• Set task: Print out each record below, unaltered and complete, without its images.

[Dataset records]
↓↓↓

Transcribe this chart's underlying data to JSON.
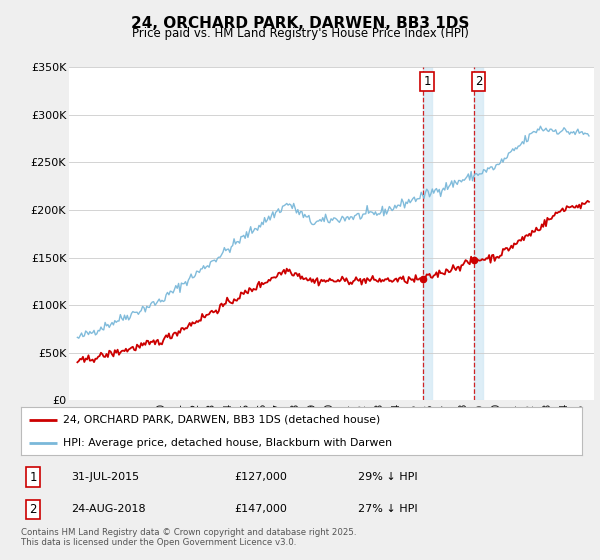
{
  "title": "24, ORCHARD PARK, DARWEN, BB3 1DS",
  "subtitle": "Price paid vs. HM Land Registry's House Price Index (HPI)",
  "ylim": [
    0,
    350000
  ],
  "yticks": [
    0,
    50000,
    100000,
    150000,
    200000,
    250000,
    300000,
    350000
  ],
  "ytick_labels": [
    "£0",
    "£50K",
    "£100K",
    "£150K",
    "£200K",
    "£250K",
    "£300K",
    "£350K"
  ],
  "hpi_color": "#7ab8d9",
  "price_color": "#cc0000",
  "shade_color": "#d6eaf5",
  "sale1_x": 2015.58,
  "sale1_y": 127000,
  "sale2_x": 2018.65,
  "sale2_y": 147000,
  "sale1": {
    "date": "31-JUL-2015",
    "price": "£127,000",
    "pct": "29% ↓ HPI",
    "label": "1"
  },
  "sale2": {
    "date": "24-AUG-2018",
    "price": "£147,000",
    "pct": "27% ↓ HPI",
    "label": "2"
  },
  "legend_line1": "24, ORCHARD PARK, DARWEN, BB3 1DS (detached house)",
  "legend_line2": "HPI: Average price, detached house, Blackburn with Darwen",
  "footer": "Contains HM Land Registry data © Crown copyright and database right 2025.\nThis data is licensed under the Open Government Licence v3.0.",
  "bg_color": "#efefef",
  "plot_bg": "#ffffff",
  "xmin": 1994.5,
  "xmax": 2025.8
}
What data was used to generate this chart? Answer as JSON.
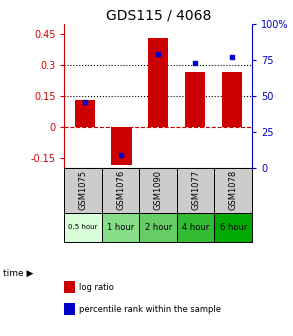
{
  "title": "GDS115 / 4068",
  "samples": [
    "GSM1075",
    "GSM1076",
    "GSM1090",
    "GSM1077",
    "GSM1078"
  ],
  "time_labels": [
    "0.5 hour",
    "1 hour",
    "2 hour",
    "4 hour",
    "6 hour"
  ],
  "log_ratios": [
    0.13,
    -0.185,
    0.43,
    0.265,
    0.265
  ],
  "percentile_ranks": [
    46,
    9,
    79,
    73,
    77
  ],
  "bar_color": "#cc0000",
  "dot_color": "#0000cc",
  "ylim_left": [
    -0.2,
    0.5
  ],
  "ylim_right": [
    0,
    100
  ],
  "yticks_left": [
    -0.15,
    0,
    0.15,
    0.3,
    0.45
  ],
  "ytick_labels_left": [
    "-0.15",
    "0",
    "0.15",
    "0.3",
    "0.45"
  ],
  "yticks_right": [
    0,
    25,
    50,
    75,
    100
  ],
  "ytick_labels_right": [
    "0",
    "25",
    "50",
    "75",
    "100%"
  ],
  "hline_y": [
    0.15,
    0.3
  ],
  "zero_line_color": "#cc0000",
  "bg_color": "#ffffff",
  "title_fontsize": 10,
  "tick_fontsize": 7,
  "time_bg_colors": [
    "#d8ffd8",
    "#88dd88",
    "#66cc66",
    "#33bb33",
    "#00aa00"
  ],
  "gsm_bg_color": "#cccccc",
  "bar_width": 0.55,
  "legend_items": [
    "log ratio",
    "percentile rank within the sample"
  ],
  "legend_colors": [
    "#cc0000",
    "#0000cc"
  ]
}
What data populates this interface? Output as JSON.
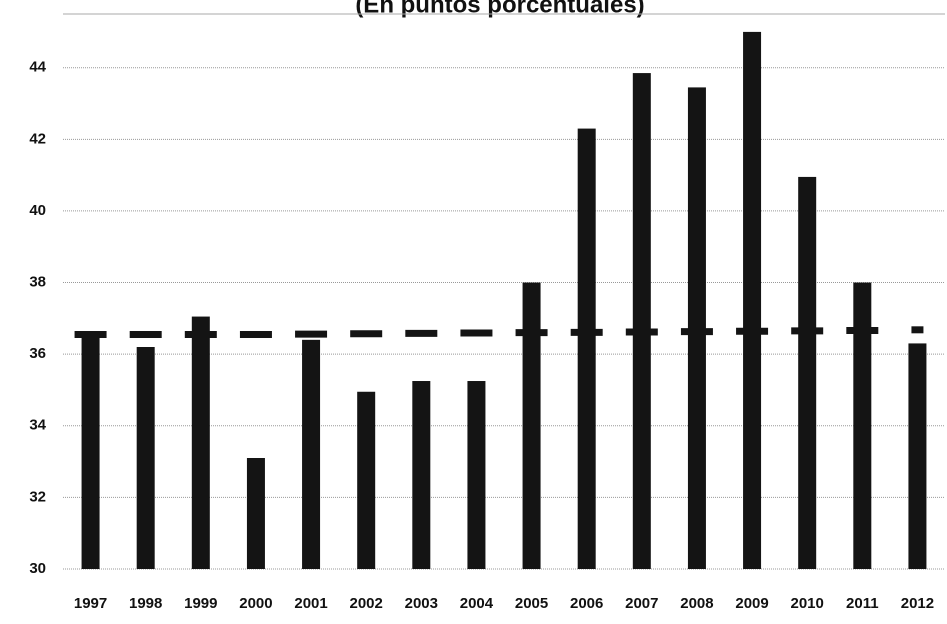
{
  "chart_data": {
    "type": "bar",
    "title": "(En puntos porcentuales)",
    "categories": [
      "1997",
      "1998",
      "1999",
      "2000",
      "2001",
      "2002",
      "2003",
      "2004",
      "2005",
      "2006",
      "2007",
      "2008",
      "2009",
      "2010",
      "2011",
      "2012"
    ],
    "series": [
      {
        "color": "#141414",
        "values": [
          36.5,
          36.2,
          37.05,
          33.1,
          36.4,
          34.95,
          35.25,
          35.25,
          38.0,
          42.3,
          43.85,
          43.45,
          45.0,
          40.95,
          38.0,
          36.3
        ]
      },
      {
        "color": "#141414",
        "style": "dashed",
        "values": [
          36.55,
          36.55,
          36.55,
          36.55,
          36.56,
          36.57,
          36.58,
          36.59,
          36.6,
          36.61,
          36.62,
          36.63,
          36.64,
          36.65,
          36.66,
          36.68
        ]
      }
    ],
    "ylim": [
      30,
      45.5
    ],
    "yticks": [
      30,
      32,
      34,
      36,
      38,
      40,
      42,
      44
    ],
    "grid": true
  }
}
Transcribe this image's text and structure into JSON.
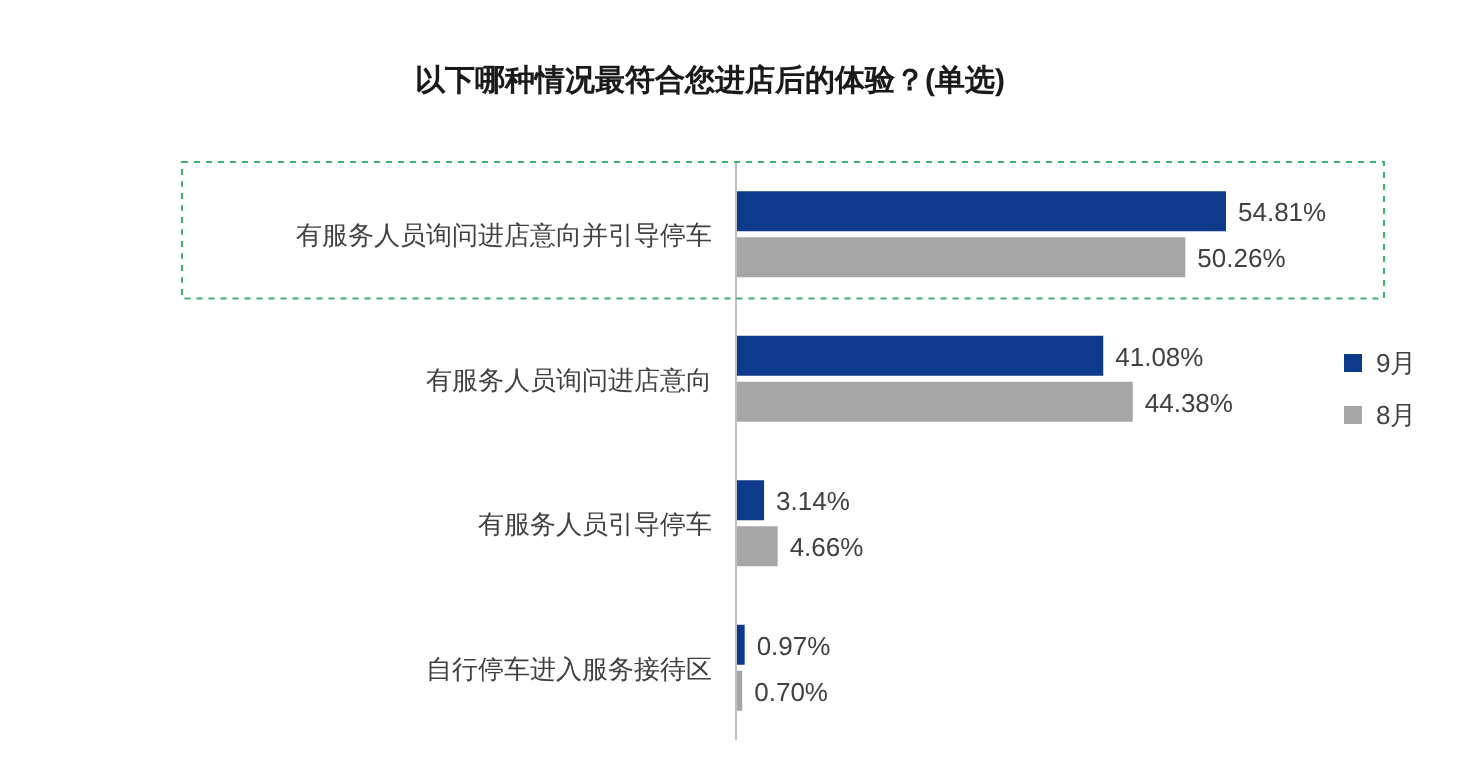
{
  "chart_data": {
    "type": "bar",
    "orientation": "horizontal",
    "title": "以下哪种情况最符合您进店后的体验？(单选)",
    "categories": [
      "有服务人员询问进店意向并引导停车",
      "有服务人员询问进店意向",
      "有服务人员引导停车",
      "自行停车进入服务接待区"
    ],
    "series": [
      {
        "name": "9月",
        "color": "#0e3a8c",
        "values": [
          54.81,
          41.08,
          3.14,
          0.97
        ],
        "value_labels": [
          "54.81%",
          "41.08%",
          "3.14%",
          "0.97%"
        ]
      },
      {
        "name": "8月",
        "color": "#a6a6a6",
        "values": [
          50.26,
          44.38,
          4.66,
          0.7
        ],
        "value_labels": [
          "50.26%",
          "44.38%",
          "4.66%",
          "0.70%"
        ]
      }
    ],
    "legend": "right"
  }
}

↑↑↑

• Expected answer:
Transcribe this chart's underlying data to JSON.
{
  "title": "24, ORCHARD PARK, DARWEN, BB3 1DS",
  "subtitle": "Price paid vs. HM Land Registry's House Price Index (HPI)",
  "ylim": [
    0,
    350000
  ],
  "yticks": [
    0,
    50000,
    100000,
    150000,
    200000,
    250000,
    300000,
    350000
  ],
  "ytick_labels": [
    "£0",
    "£50K",
    "£100K",
    "£150K",
    "£200K",
    "£250K",
    "£300K",
    "£350K"
  ],
  "hpi_color": "#7ab8d9",
  "price_color": "#cc0000",
  "shade_color": "#d6eaf5",
  "sale1_x": 2015.58,
  "sale1_y": 127000,
  "sale2_x": 2018.65,
  "sale2_y": 147000,
  "sale1": {
    "date": "31-JUL-2015",
    "price": "£127,000",
    "pct": "29% ↓ HPI",
    "label": "1"
  },
  "sale2": {
    "date": "24-AUG-2018",
    "price": "£147,000",
    "pct": "27% ↓ HPI",
    "label": "2"
  },
  "legend_line1": "24, ORCHARD PARK, DARWEN, BB3 1DS (detached house)",
  "legend_line2": "HPI: Average price, detached house, Blackburn with Darwen",
  "footer": "Contains HM Land Registry data © Crown copyright and database right 2025.\nThis data is licensed under the Open Government Licence v3.0.",
  "bg_color": "#efefef",
  "plot_bg": "#ffffff",
  "xmin": 1994.5,
  "xmax": 2025.8
}
What data was used to generate this chart? Answer as JSON.
{
  "title": "GDS115 / 4068",
  "samples": [
    "GSM1075",
    "GSM1076",
    "GSM1090",
    "GSM1077",
    "GSM1078"
  ],
  "time_labels": [
    "0.5 hour",
    "1 hour",
    "2 hour",
    "4 hour",
    "6 hour"
  ],
  "log_ratios": [
    0.13,
    -0.185,
    0.43,
    0.265,
    0.265
  ],
  "percentile_ranks": [
    46,
    9,
    79,
    73,
    77
  ],
  "bar_color": "#cc0000",
  "dot_color": "#0000cc",
  "ylim_left": [
    -0.2,
    0.5
  ],
  "ylim_right": [
    0,
    100
  ],
  "yticks_left": [
    -0.15,
    0,
    0.15,
    0.3,
    0.45
  ],
  "ytick_labels_left": [
    "-0.15",
    "0",
    "0.15",
    "0.3",
    "0.45"
  ],
  "yticks_right": [
    0,
    25,
    50,
    75,
    100
  ],
  "ytick_labels_right": [
    "0",
    "25",
    "50",
    "75",
    "100%"
  ],
  "hline_y": [
    0.15,
    0.3
  ],
  "zero_line_color": "#cc0000",
  "bg_color": "#ffffff",
  "title_fontsize": 10,
  "tick_fontsize": 7,
  "time_bg_colors": [
    "#d8ffd8",
    "#88dd88",
    "#66cc66",
    "#33bb33",
    "#00aa00"
  ],
  "gsm_bg_color": "#cccccc",
  "bar_width": 0.55,
  "legend_items": [
    "log ratio",
    "percentile rank within the sample"
  ],
  "legend_colors": [
    "#cc0000",
    "#0000cc"
  ]
}
What data populates this interface? Output as JSON.
{
  "chart_data": {
    "type": "bar",
    "title": "(En puntos porcentuales)",
    "categories": [
      "1997",
      "1998",
      "1999",
      "2000",
      "2001",
      "2002",
      "2003",
      "2004",
      "2005",
      "2006",
      "2007",
      "2008",
      "2009",
      "2010",
      "2011",
      "2012"
    ],
    "series": [
      {
        "color": "#141414",
        "values": [
          36.5,
          36.2,
          37.05,
          33.1,
          36.4,
          34.95,
          35.25,
          35.25,
          38.0,
          42.3,
          43.85,
          43.45,
          45.0,
          40.95,
          38.0,
          36.3
        ]
      },
      {
        "color": "#141414",
        "style": "dashed",
        "values": [
          36.55,
          36.55,
          36.55,
          36.55,
          36.56,
          36.57,
          36.58,
          36.59,
          36.6,
          36.61,
          36.62,
          36.63,
          36.64,
          36.65,
          36.66,
          36.68
        ]
      }
    ],
    "ylim": [
      30,
      45.5
    ],
    "yticks": [
      30,
      32,
      34,
      36,
      38,
      40,
      42,
      44
    ],
    "grid": true
  }
}
Transcribe this image's text and structure into JSON.
{
  "chart_data": {
    "type": "bar",
    "orientation": "horizontal",
    "title": "以下哪种情况最符合您进店后的体验？(单选)",
    "categories": [
      "有服务人员询问进店意向并引导停车",
      "有服务人员询问进店意向",
      "有服务人员引导停车",
      "自行停车进入服务接待区"
    ],
    "series": [
      {
        "name": "9月",
        "color": "#0e3a8c",
        "values": [
          54.81,
          41.08,
          3.14,
          0.97
        ],
        "value_labels": [
          "54.81%",
          "41.08%",
          "3.14%",
          "0.97%"
        ]
      },
      {
        "name": "8月",
        "color": "#a6a6a6",
        "values": [
          50.26,
          44.38,
          4.66,
          0.7
        ],
        "value_labels": [
          "50.26%",
          "44.38%",
          "4.66%",
          "0.70%"
        ]
      }
    ],
    "legend": "right"
  }
}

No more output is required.